- **Given exercise**: Look below for the line with "Give me a plain-text". Extract that line and each one after it through the last, word for word.

────

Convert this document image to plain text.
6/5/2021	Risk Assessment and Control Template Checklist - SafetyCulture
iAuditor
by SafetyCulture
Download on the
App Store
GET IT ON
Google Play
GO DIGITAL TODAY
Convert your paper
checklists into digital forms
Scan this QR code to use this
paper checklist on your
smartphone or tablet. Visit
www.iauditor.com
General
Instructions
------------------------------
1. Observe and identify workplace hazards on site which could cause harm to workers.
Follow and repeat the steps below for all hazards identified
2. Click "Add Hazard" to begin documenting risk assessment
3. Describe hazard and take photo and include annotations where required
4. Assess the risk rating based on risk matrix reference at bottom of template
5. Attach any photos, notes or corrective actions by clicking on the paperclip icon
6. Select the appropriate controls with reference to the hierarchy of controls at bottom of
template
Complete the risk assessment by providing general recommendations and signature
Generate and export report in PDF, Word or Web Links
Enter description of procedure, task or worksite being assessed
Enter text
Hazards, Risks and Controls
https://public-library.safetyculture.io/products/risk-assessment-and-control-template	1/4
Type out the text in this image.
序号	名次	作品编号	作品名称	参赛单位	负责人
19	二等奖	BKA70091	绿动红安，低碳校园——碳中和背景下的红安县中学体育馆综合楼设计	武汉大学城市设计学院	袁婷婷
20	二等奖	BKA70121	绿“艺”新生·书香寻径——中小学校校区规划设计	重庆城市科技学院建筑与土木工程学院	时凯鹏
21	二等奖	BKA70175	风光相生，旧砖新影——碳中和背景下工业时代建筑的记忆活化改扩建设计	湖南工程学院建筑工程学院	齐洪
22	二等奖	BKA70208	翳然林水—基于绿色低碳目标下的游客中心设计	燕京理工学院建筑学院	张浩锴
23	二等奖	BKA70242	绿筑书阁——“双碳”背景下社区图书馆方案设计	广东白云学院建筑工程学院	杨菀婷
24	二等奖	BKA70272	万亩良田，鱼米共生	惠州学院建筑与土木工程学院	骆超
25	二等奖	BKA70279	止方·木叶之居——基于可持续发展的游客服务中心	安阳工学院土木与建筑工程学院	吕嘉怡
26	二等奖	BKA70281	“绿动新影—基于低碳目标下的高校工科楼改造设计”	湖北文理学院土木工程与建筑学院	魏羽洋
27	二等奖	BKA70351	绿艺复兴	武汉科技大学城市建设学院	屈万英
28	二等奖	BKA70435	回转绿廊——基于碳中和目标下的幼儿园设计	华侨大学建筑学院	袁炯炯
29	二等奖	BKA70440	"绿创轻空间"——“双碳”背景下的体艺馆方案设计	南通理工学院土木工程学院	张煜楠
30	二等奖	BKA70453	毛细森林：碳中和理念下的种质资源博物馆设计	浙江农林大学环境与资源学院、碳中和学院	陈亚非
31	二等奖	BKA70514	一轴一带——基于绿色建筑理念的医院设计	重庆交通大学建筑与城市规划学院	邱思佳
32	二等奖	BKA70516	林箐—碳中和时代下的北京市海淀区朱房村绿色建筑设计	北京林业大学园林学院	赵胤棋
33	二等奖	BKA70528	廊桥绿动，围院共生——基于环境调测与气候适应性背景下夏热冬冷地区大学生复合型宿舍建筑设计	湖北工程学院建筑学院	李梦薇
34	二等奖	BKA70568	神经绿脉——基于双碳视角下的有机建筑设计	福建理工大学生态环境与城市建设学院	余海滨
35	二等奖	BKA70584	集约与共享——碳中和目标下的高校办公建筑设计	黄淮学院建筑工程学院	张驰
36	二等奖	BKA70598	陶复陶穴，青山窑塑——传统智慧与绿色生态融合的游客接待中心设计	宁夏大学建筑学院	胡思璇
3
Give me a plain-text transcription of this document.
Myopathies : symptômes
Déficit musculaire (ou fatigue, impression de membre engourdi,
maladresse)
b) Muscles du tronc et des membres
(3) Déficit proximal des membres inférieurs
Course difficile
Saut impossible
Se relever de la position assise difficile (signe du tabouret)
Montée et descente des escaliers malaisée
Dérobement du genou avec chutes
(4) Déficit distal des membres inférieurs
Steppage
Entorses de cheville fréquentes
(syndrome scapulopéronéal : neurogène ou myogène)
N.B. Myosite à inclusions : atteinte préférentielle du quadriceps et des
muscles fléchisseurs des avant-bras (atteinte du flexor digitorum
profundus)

────

- **Result**:
Give me a plain-text transcription of this document.
Myopathies : symptômes
Déficit musculaire (ou fatigue, impression de membre engourdi,
maladresse)
b) Muscles du tronc et des membres
(3) Déficit proximal des membres inférieurs
Course difficile
Saut impossible
Se relever de la position assise difficile (signe du tabouret)
Montée et descente des escaliers malaisée
Dérobement du genou avec chutes
(4) Déficit distal des membres inférieurs
Steppage
Entorses de cheville fréquentes
(syndrome scapulopéronéal : neurogène ou myogène)
N.B. Myosite à inclusions : atteinte préférentielle du quadriceps et des
muscles fléchisseurs des avant-bras (atteinte du flexor digitorum
profundus)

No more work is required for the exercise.